[PROBLEM TO SOLVE]
Transcribe each line exactly.
*** RECORD EXCERPTS ***
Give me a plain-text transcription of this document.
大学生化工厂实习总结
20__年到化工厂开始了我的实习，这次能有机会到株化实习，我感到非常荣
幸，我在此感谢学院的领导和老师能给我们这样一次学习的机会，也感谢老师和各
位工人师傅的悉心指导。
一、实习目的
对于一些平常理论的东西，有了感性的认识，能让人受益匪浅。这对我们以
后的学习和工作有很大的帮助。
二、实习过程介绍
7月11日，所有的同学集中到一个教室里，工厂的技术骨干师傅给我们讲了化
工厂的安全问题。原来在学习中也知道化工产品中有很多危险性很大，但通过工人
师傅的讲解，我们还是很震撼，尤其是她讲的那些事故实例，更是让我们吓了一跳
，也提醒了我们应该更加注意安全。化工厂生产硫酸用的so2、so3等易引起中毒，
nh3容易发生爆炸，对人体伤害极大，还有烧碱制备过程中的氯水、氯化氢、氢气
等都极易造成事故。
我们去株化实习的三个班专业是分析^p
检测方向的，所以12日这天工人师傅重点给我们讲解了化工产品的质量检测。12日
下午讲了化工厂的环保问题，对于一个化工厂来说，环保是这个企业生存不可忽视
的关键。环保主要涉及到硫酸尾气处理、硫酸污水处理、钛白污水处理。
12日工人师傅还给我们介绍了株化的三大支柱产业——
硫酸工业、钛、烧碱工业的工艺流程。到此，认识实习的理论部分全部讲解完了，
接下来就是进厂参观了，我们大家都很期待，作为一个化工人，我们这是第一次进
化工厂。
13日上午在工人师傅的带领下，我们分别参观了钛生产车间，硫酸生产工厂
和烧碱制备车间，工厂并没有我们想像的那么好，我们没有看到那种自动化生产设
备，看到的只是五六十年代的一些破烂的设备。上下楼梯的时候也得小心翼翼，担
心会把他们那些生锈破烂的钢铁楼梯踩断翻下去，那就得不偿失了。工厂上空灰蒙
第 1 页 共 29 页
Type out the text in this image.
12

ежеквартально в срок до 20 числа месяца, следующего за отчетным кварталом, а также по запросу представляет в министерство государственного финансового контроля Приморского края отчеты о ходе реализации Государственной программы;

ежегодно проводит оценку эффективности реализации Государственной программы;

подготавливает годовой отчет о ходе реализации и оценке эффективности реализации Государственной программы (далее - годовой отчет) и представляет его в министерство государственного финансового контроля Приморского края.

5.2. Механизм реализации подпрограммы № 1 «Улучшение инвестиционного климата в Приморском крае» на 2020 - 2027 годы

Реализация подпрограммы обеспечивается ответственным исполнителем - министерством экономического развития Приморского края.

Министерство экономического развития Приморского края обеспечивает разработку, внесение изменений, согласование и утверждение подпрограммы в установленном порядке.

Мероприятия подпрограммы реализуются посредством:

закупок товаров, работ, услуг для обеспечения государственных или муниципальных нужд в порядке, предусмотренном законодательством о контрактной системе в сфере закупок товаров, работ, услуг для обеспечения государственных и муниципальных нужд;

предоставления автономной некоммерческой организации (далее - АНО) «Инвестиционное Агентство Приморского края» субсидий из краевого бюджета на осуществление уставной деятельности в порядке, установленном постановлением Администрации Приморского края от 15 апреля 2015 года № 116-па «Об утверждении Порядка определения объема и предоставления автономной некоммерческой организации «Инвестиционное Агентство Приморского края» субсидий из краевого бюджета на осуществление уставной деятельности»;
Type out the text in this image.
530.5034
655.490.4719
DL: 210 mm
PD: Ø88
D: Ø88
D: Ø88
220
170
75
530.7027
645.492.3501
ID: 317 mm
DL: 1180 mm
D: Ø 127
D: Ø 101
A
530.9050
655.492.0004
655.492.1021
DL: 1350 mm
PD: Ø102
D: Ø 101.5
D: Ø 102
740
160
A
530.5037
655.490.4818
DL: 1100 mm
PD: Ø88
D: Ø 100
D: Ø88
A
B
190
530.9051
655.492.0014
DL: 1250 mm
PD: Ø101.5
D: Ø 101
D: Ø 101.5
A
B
***
[WORKED SOLUTION]
Give me a plain-text transcription of this document.
大学生化工厂实习总结
20__年到化工厂开始了我的实习，这次能有机会到株化实习，我感到非常荣
幸，我在此感谢学院的领导和老师能给我们这样一次学习的机会，也感谢老师和各
位工人师傅的悉心指导。
一、实习目的
对于一些平常理论的东西，有了感性的认识，能让人受益匪浅。这对我们以
后的学习和工作有很大的帮助。
二、实习过程介绍
7月11日，所有的同学集中到一个教室里，工厂的技术骨干师傅给我们讲了化
工厂的安全问题。原来在学习中也知道化工产品中有很多危险性很大，但通过工人
师傅的讲解，我们还是很震撼，尤其是她讲的那些事故实例，更是让我们吓了一跳
，也提醒了我们应该更加注意安全。化工厂生产硫酸用的so2、so3等易引起中毒，
nh3容易发生爆炸，对人体伤害极大，还有烧碱制备过程中的氯水、氯化氢、氢气
等都极易造成事故。
我们去株化实习的三个班专业是分析^p
检测方向的，所以12日这天工人师傅重点给我们讲解了化工产品的质量检测。12日
下午讲了化工厂的环保问题，对于一个化工厂来说，环保是这个企业生存不可忽视
的关键。环保主要涉及到硫酸尾气处理、硫酸污水处理、钛白污水处理。
12日工人师傅还给我们介绍了株化的三大支柱产业——
硫酸工业、钛、烧碱工业的工艺流程。到此，认识实习的理论部分全部讲解完了，
接下来就是进厂参观了，我们大家都很期待，作为一个化工人，我们这是第一次进
化工厂。
13日上午在工人师傅的带领下，我们分别参观了钛生产车间，硫酸生产工厂
和烧碱制备车间，工厂并没有我们想像的那么好，我们没有看到那种自动化生产设
备，看到的只是五六十年代的一些破烂的设备。上下楼梯的时候也得小心翼翼，担
心会把他们那些生锈破烂的钢铁楼梯踩断翻下去，那就得不偿失了。工厂上空灰蒙
第 1 页 共 29 页
Type out the text in this image.
12

ежеквартально в срок до 20 числа месяца, следующего за отчетным кварталом, а также по запросу представляет в министерство государственного финансового контроля Приморского края отчеты о ходе реализации Государственной программы;

ежегодно проводит оценку эффективности реализации Государственной программы;

подготавливает годовой отчет о ходе реализации и оценке эффективности реализации Государственной программы (далее - годовой отчет) и представляет его в министерство государственного финансового контроля Приморского края.

5.2. Механизм реализации подпрограммы № 1 «Улучшение инвестиционного климата в Приморском крае» на 2020 - 2027 годы

Реализация подпрограммы обеспечивается ответственным исполнителем - министерством экономического развития Приморского края.

Министерство экономического развития Приморского края обеспечивает разработку, внесение изменений, согласование и утверждение подпрограммы в установленном порядке.

Мероприятия подпрограммы реализуются посредством:

закупок товаров, работ, услуг для обеспечения государственных или муниципальных нужд в порядке, предусмотренном законодательством о контрактной системе в сфере закупок товаров, работ, услуг для обеспечения государственных и муниципальных нужд;

предоставления автономной некоммерческой организации (далее - АНО) «Инвестиционное Агентство Приморского края» субсидий из краевого бюджета на осуществление уставной деятельности в порядке, установленном постановлением Администрации Приморского края от 15 апреля 2015 года № 116-па «Об утверждении Порядка определения объема и предоставления автономной некоммерческой организации «Инвестиционное Агентство Приморского края» субсидий из краевого бюджета на осуществление уставной деятельности»;
Type out the text in this image.
530.5034
655.490.4719
DL: 210 mm
PD: Ø88
D: Ø88
D: Ø88
220
170
75
530.7027
645.492.3501
ID: 317 mm
DL: 1180 mm
D: Ø 127
D: Ø 101
A
530.9050
655.492.0004
655.492.1021
DL: 1350 mm
PD: Ø102
D: Ø 101.5
D: Ø 102
740
160
A
530.5037
655.490.4818
DL: 1100 mm
PD: Ø88
D: Ø 100
D: Ø88
A
B
190
530.9051
655.492.0014
DL: 1250 mm
PD: Ø101.5
D: Ø 101
D: Ø 101.5
A
B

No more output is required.